## begin PROVIDED MATERIAL

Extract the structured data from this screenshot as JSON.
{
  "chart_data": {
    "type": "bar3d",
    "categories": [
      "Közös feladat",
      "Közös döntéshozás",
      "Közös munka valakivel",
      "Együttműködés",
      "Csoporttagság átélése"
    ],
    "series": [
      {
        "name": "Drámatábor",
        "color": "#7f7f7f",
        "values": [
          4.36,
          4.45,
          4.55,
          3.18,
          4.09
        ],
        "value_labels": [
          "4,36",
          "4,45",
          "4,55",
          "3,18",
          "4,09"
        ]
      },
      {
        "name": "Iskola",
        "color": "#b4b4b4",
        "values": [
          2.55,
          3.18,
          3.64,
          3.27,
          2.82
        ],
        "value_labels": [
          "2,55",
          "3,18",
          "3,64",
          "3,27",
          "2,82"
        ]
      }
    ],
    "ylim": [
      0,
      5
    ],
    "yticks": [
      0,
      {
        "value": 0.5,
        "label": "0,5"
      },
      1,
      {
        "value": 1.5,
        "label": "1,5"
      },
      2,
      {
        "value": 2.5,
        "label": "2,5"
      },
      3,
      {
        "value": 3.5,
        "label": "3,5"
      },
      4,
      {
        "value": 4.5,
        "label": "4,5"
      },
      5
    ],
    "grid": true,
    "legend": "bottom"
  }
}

## end PROVIDED MATERIAL

→ WHAT IS BEING ASKED
Extract all lines from the material above that include the word "Közös".

→ SOLVED EXERCISE
      "Közös feladat",
      "Közös döntéshozás",
      "Közös munka valakivel",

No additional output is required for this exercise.